**DIRECTIVE:** Leave the pictures out and transcribe every record exactly.
begin
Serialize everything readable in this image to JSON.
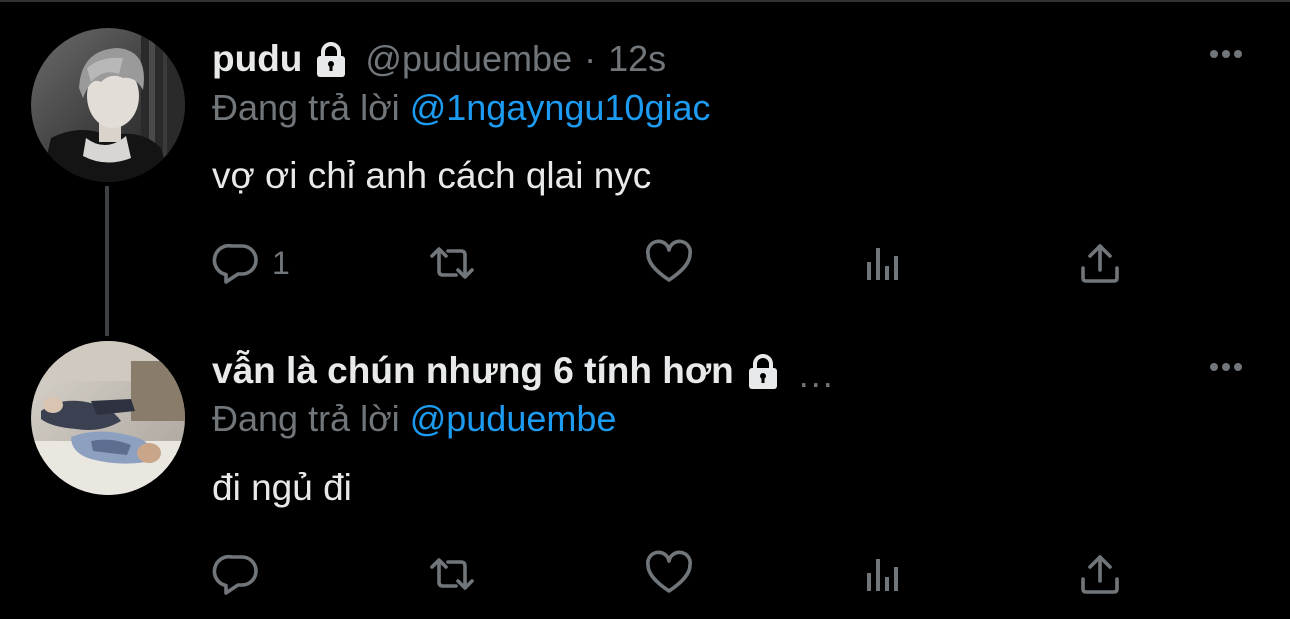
{
  "tweets": [
    {
      "display_name": "pudu",
      "handle": "@puduembe",
      "separator": "·",
      "time": "12s",
      "reply_prefix": "Đang trả lời",
      "reply_to": "@1ngayngu10giac",
      "text": "vợ ơi chỉ anh cách qlai nyc",
      "reply_count": "1",
      "protected": true,
      "avatar": "man-with-grey-hair-black-jacket"
    },
    {
      "display_name": "vẫn là chún nhưng 6 tính hơn",
      "truncation": "...",
      "reply_prefix": "Đang trả lời",
      "reply_to": "@puduembe",
      "text": "đi ngủ đi",
      "reply_count": "",
      "protected": true,
      "avatar": "people-lying-on-bed"
    }
  ],
  "colors": {
    "background": "#000000",
    "text_primary": "#e7e9ea",
    "text_secondary": "#71767b",
    "accent": "#1d9bf0",
    "thread_line": "#3e4144"
  },
  "icons": [
    "lock-icon",
    "more-icon",
    "reply-icon",
    "retweet-icon",
    "like-icon",
    "views-icon",
    "share-icon"
  ]
}
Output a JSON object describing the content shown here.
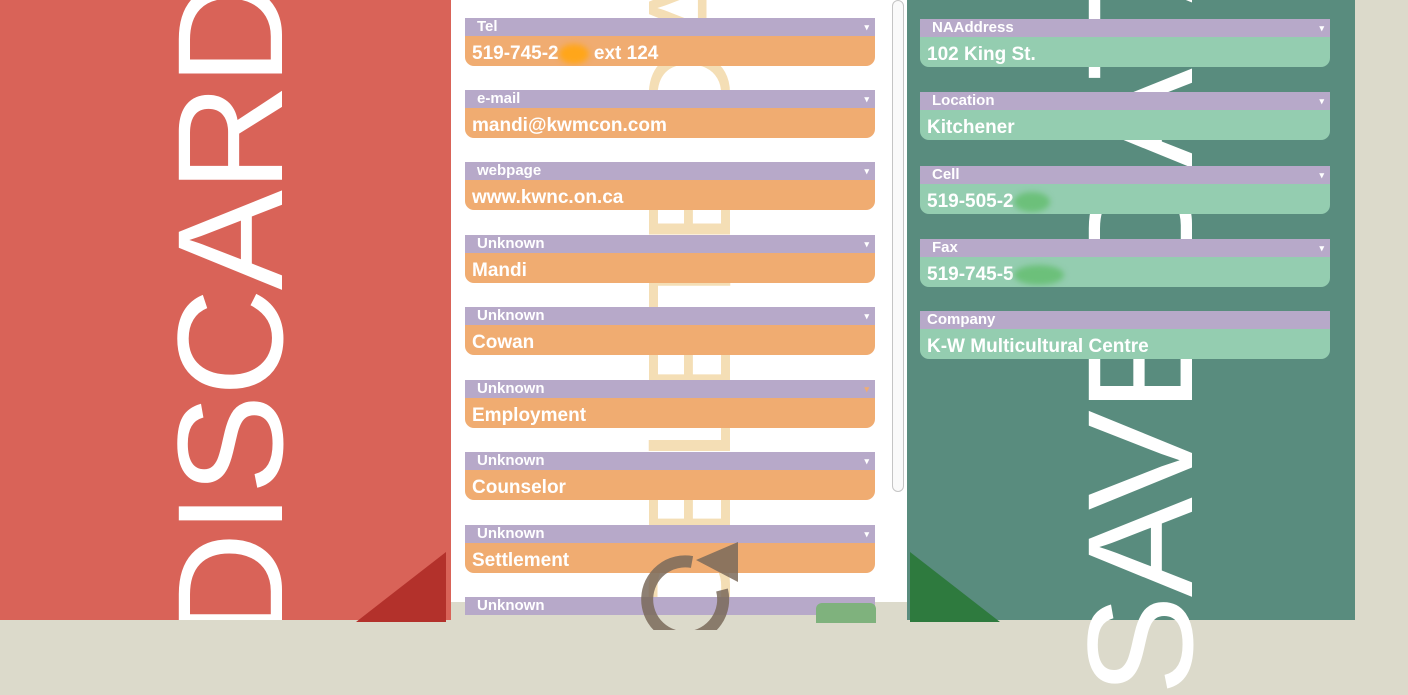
{
  "discard": {
    "label": "DISCARD"
  },
  "save": {
    "label": "SAVE DATA"
  },
  "watermark": {
    "label": "DELETE DATA"
  },
  "left_fields": [
    {
      "label": "Tel",
      "value": "519-745-2",
      "suffix": "ext 124"
    },
    {
      "label": "e-mail",
      "value": "mandi@kwmcon.com"
    },
    {
      "label": "webpage",
      "value": "www.kwnc.on.ca"
    },
    {
      "label": "Unknown",
      "value": "Mandi"
    },
    {
      "label": "Unknown",
      "value": "Cowan"
    },
    {
      "label": "Unknown",
      "value": "Employment"
    },
    {
      "label": "Unknown",
      "value": "Counselor"
    },
    {
      "label": "Unknown",
      "value": "Settlement"
    },
    {
      "label": "Unknown",
      "value": ""
    }
  ],
  "right_fields": [
    {
      "label": "NAAddress",
      "value": "102 King St."
    },
    {
      "label": "Location",
      "value": "Kitchener"
    },
    {
      "label": "Cell",
      "value": "519-505-2"
    },
    {
      "label": "Fax",
      "value": "519-745-5"
    },
    {
      "label": "Company",
      "value": "K-W Multicultural Centre"
    }
  ],
  "icons": {
    "dropdown": "▾",
    "refresh": "refresh-icon"
  },
  "colors": {
    "discard": "#d96358",
    "save": "#598c7e",
    "field_label": "#b7a9c9",
    "field_value_left": "#f0ac71",
    "field_value_right": "#94cdb0"
  }
}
end
**WRITTEN RESPONSE:**
Serialize everything readable in this image to JSON.
{
  "tweets": [
    {
      "display_name": "pudu",
      "handle": "@puduembe",
      "separator": "·",
      "time": "12s",
      "reply_prefix": "Đang trả lời",
      "reply_to": "@1ngayngu10giac",
      "text": "vợ ơi chỉ anh cách qlai nyc",
      "reply_count": "1",
      "protected": true,
      "avatar": "man-with-grey-hair-black-jacket"
    },
    {
      "display_name": "vẫn là chún nhưng 6 tính hơn",
      "truncation": "...",
      "reply_prefix": "Đang trả lời",
      "reply_to": "@puduembe",
      "text": "đi ngủ đi",
      "reply_count": "",
      "protected": true,
      "avatar": "people-lying-on-bed"
    }
  ],
  "colors": {
    "background": "#000000",
    "text_primary": "#e7e9ea",
    "text_secondary": "#71767b",
    "accent": "#1d9bf0",
    "thread_line": "#3e4144"
  },
  "icons": [
    "lock-icon",
    "more-icon",
    "reply-icon",
    "retweet-icon",
    "like-icon",
    "views-icon",
    "share-icon"
  ]
}
Output a JSON object describing the content shown here.
{
  "discard": {
    "label": "DISCARD"
  },
  "save": {
    "label": "SAVE DATA"
  },
  "watermark": {
    "label": "DELETE DATA"
  },
  "left_fields": [
    {
      "label": "Tel",
      "value": "519-745-2",
      "suffix": "ext 124"
    },
    {
      "label": "e-mail",
      "value": "mandi@kwmcon.com"
    },
    {
      "label": "webpage",
      "value": "www.kwnc.on.ca"
    },
    {
      "label": "Unknown",
      "value": "Mandi"
    },
    {
      "label": "Unknown",
      "value": "Cowan"
    },
    {
      "label": "Unknown",
      "value": "Employment"
    },
    {
      "label": "Unknown",
      "value": "Counselor"
    },
    {
      "label": "Unknown",
      "value": "Settlement"
    },
    {
      "label": "Unknown",
      "value": ""
    }
  ],
  "right_fields": [
    {
      "label": "NAAddress",
      "value": "102 King St."
    },
    {
      "label": "Location",
      "value": "Kitchener"
    },
    {
      "label": "Cell",
      "value": "519-505-2"
    },
    {
      "label": "Fax",
      "value": "519-745-5"
    },
    {
      "label": "Company",
      "value": "K-W Multicultural Centre"
    }
  ],
  "icons": {
    "dropdown": "▾",
    "refresh": "refresh-icon"
  },
  "colors": {
    "discard": "#d96358",
    "save": "#598c7e",
    "field_label": "#b7a9c9",
    "field_value_left": "#f0ac71",
    "field_value_right": "#94cdb0"
  }
}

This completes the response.